=== TASK DIRECTIONS ===
Filter the entries, keeping every line with the word "冥王星从A".
** Start SUPPLIED MATERIAL **
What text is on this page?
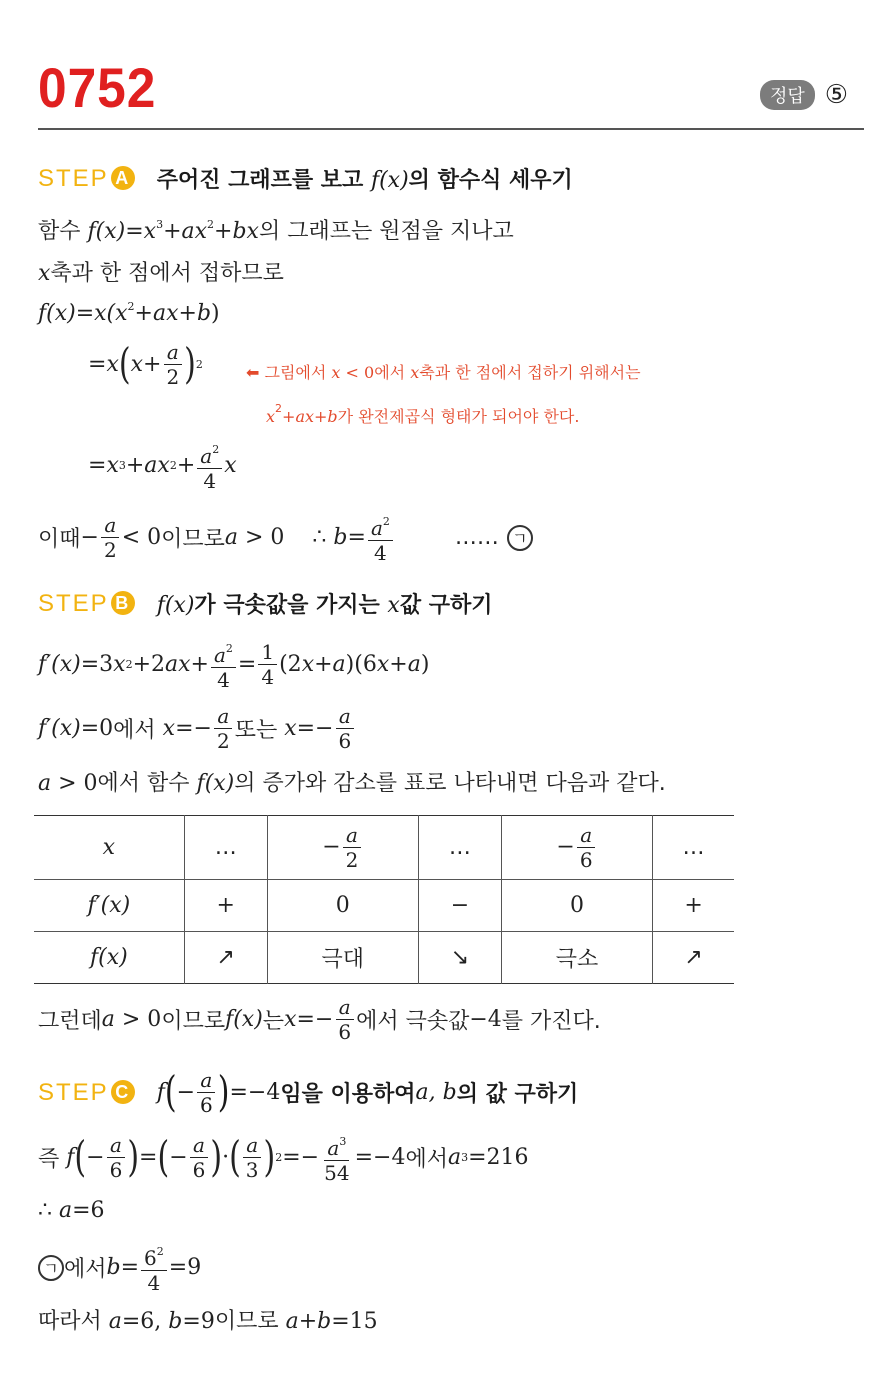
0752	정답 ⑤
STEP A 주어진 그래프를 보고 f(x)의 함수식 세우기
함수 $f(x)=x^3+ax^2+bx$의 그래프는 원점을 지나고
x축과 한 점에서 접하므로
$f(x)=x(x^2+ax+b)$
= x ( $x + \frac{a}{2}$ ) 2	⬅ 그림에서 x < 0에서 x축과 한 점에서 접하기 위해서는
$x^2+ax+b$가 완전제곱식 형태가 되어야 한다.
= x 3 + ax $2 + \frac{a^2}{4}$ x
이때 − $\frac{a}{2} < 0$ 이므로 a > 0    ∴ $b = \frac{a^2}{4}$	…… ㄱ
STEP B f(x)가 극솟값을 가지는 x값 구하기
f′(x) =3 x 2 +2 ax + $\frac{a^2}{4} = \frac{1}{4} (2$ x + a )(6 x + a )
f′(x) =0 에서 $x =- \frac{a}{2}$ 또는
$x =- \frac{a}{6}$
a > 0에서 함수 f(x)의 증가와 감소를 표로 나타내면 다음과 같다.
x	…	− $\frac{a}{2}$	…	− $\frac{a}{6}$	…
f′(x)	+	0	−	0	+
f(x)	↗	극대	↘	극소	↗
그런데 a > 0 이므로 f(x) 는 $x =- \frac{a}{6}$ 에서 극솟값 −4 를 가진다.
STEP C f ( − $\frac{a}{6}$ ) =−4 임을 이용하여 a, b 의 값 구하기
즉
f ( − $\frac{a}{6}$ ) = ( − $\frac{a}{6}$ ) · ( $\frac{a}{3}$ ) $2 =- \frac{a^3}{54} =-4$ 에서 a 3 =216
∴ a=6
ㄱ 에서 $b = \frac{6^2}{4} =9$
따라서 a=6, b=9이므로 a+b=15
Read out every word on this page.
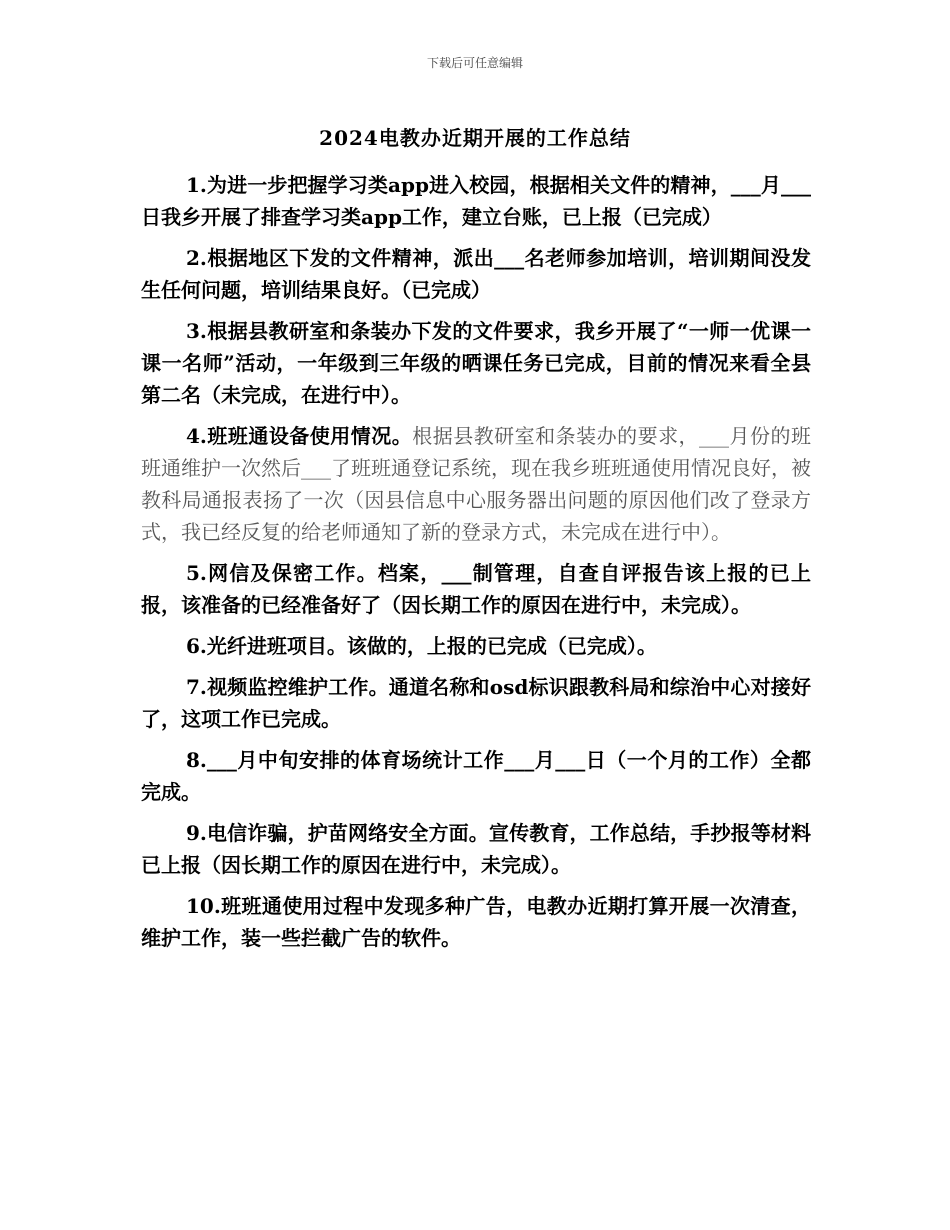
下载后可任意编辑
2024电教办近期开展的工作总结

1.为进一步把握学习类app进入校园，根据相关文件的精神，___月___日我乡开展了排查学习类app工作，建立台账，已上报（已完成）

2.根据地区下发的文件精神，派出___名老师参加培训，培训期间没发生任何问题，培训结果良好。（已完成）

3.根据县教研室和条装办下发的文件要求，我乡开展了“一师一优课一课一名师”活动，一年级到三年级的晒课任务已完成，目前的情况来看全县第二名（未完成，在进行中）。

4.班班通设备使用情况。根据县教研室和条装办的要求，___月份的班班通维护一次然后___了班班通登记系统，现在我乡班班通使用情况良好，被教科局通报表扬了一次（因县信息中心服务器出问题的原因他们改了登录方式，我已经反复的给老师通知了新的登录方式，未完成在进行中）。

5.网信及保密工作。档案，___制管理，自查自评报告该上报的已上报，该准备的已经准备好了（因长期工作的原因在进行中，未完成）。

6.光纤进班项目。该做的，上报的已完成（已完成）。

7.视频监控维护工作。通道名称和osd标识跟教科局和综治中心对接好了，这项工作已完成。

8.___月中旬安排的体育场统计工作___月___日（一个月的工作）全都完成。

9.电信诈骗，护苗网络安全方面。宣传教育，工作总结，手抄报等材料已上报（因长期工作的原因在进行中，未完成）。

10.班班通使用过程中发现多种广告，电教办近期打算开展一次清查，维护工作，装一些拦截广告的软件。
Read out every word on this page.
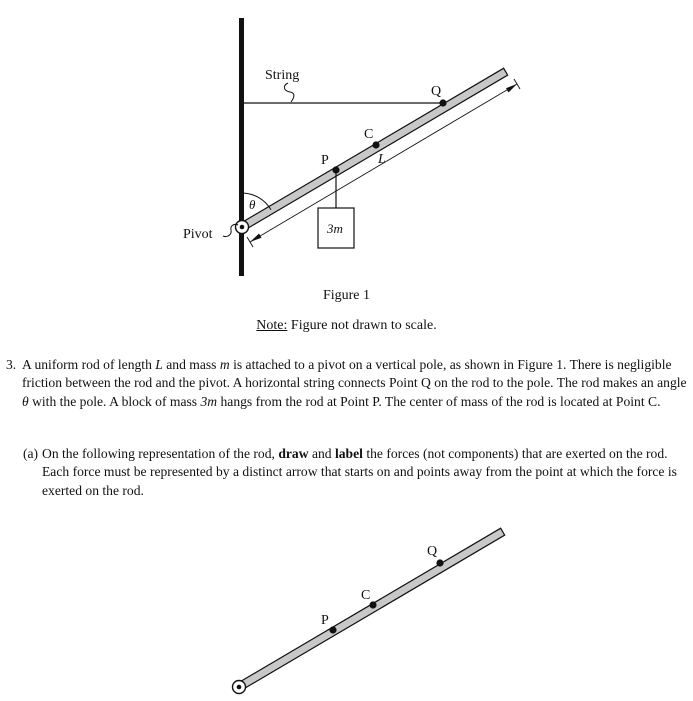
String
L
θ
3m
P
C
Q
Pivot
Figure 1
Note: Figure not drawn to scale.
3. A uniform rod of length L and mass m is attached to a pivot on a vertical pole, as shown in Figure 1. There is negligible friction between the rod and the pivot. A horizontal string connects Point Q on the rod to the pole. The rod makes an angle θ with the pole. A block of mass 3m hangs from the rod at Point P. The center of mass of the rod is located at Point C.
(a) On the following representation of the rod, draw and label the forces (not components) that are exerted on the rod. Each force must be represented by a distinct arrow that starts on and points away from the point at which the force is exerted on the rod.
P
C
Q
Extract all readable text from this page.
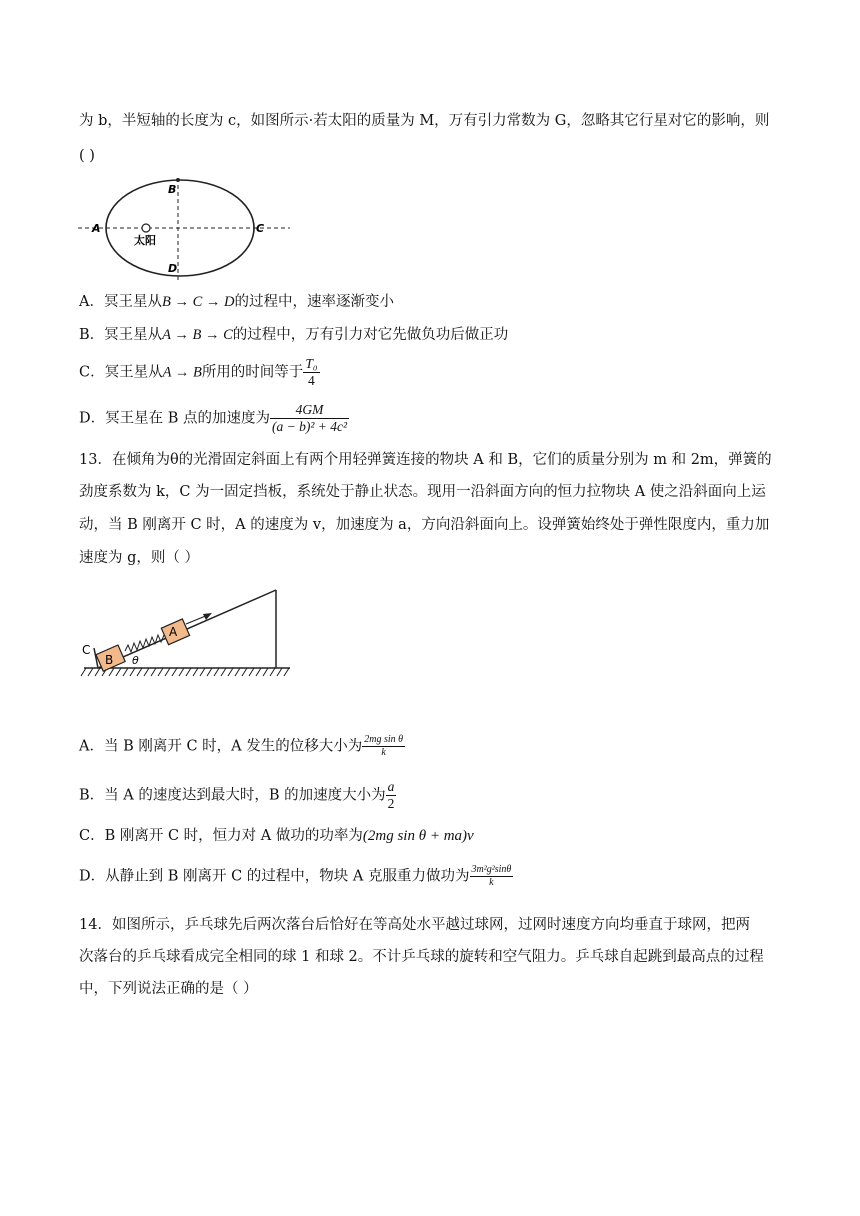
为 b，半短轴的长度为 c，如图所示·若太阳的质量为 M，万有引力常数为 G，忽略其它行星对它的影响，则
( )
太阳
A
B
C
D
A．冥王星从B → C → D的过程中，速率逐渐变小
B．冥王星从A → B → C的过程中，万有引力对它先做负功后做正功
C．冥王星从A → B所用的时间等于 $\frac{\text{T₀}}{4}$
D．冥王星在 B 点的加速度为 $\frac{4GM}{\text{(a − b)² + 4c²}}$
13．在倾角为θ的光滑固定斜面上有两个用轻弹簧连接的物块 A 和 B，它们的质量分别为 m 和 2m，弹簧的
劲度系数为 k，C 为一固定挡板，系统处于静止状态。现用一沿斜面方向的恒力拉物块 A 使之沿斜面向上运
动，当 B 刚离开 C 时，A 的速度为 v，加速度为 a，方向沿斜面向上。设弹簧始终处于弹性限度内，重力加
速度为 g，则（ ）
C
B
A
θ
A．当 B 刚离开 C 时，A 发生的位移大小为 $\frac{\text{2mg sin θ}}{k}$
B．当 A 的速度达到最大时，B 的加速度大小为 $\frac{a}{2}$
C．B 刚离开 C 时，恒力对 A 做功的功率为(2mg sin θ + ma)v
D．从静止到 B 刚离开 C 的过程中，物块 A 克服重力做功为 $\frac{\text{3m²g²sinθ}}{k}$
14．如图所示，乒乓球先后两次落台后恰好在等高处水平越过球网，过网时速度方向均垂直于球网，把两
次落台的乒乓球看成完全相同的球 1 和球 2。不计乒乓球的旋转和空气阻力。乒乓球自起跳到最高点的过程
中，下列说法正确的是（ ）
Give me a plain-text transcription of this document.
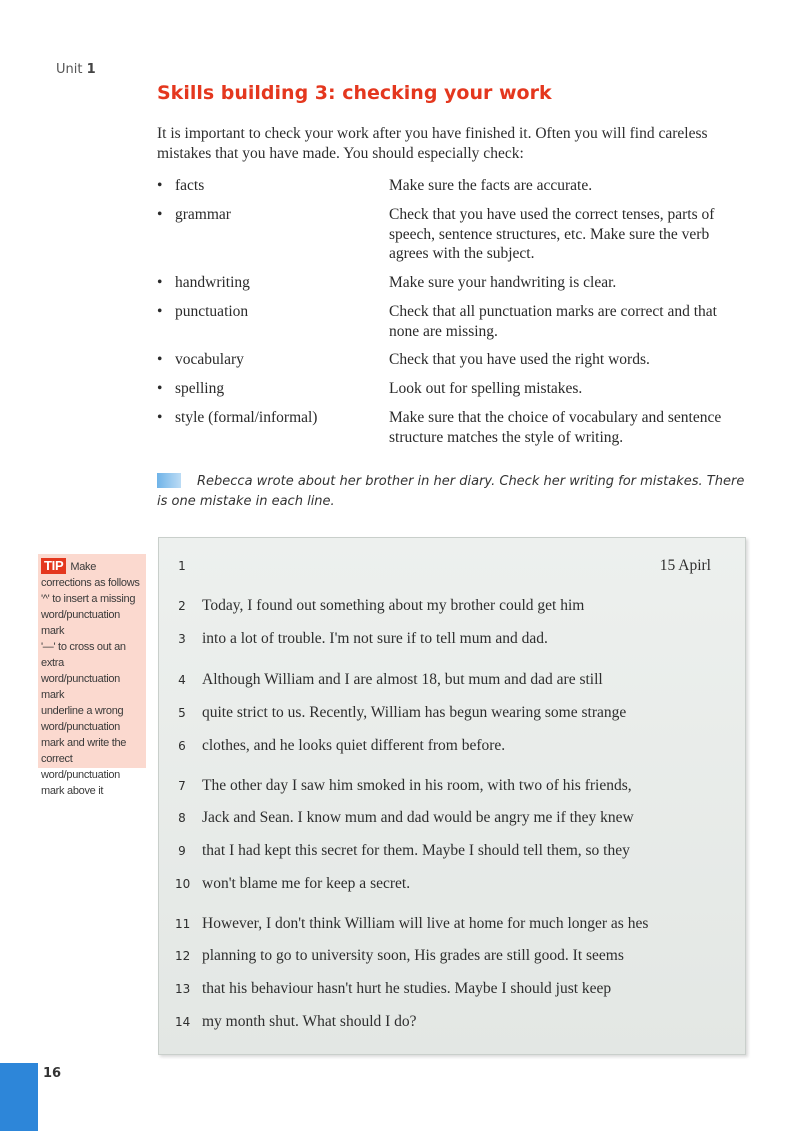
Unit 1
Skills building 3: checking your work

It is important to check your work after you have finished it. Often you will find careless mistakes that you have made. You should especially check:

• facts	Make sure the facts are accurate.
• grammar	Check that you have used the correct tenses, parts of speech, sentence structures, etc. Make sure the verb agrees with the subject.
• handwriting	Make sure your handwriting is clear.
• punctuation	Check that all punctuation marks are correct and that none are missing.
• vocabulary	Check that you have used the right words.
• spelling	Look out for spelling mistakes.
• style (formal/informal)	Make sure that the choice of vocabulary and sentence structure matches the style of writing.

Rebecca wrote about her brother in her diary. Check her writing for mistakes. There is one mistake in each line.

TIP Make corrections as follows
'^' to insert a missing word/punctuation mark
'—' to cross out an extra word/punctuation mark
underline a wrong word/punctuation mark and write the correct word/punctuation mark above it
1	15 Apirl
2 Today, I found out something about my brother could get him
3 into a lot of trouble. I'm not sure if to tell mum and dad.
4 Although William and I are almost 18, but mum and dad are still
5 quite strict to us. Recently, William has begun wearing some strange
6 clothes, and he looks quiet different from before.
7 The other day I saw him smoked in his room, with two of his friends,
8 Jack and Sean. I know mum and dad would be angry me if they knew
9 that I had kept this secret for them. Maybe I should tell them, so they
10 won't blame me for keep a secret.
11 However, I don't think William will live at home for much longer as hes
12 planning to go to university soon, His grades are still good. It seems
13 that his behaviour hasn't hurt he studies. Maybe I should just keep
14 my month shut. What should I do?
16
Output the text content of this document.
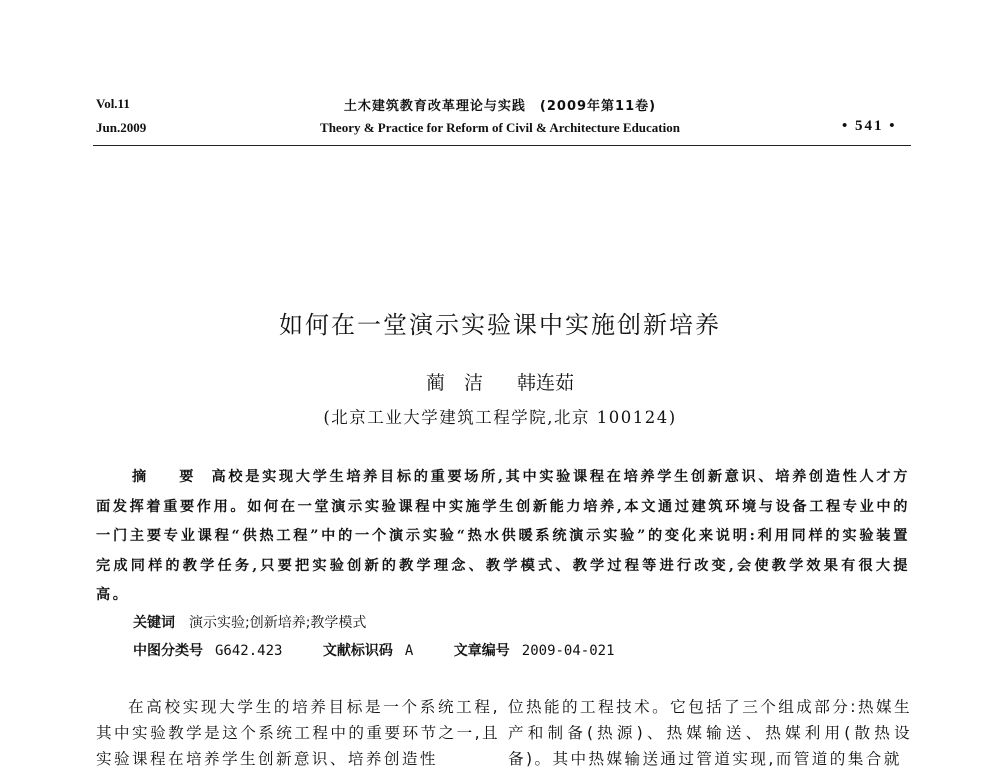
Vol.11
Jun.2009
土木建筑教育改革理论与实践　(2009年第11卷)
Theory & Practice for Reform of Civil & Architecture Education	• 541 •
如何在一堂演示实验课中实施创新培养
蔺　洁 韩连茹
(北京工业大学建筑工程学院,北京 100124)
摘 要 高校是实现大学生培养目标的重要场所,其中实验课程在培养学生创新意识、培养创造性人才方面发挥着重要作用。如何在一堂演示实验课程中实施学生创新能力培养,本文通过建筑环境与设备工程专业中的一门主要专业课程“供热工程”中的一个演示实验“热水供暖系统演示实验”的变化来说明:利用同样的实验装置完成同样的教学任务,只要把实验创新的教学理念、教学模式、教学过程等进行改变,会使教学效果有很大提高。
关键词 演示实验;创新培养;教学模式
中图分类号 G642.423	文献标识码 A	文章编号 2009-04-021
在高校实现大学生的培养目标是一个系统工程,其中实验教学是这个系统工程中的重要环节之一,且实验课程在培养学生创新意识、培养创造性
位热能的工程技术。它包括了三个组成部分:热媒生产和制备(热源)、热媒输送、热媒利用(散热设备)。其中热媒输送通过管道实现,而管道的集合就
** End SUPPLIED MATERIAL **
=== THE COMPLETED TASK ===
B．冥王星从A → B → C的过程中，万有引力对它先做负功后做正功
C．冥王星从A → B所用的时间等于 $\frac{\text{T₀}}{4}$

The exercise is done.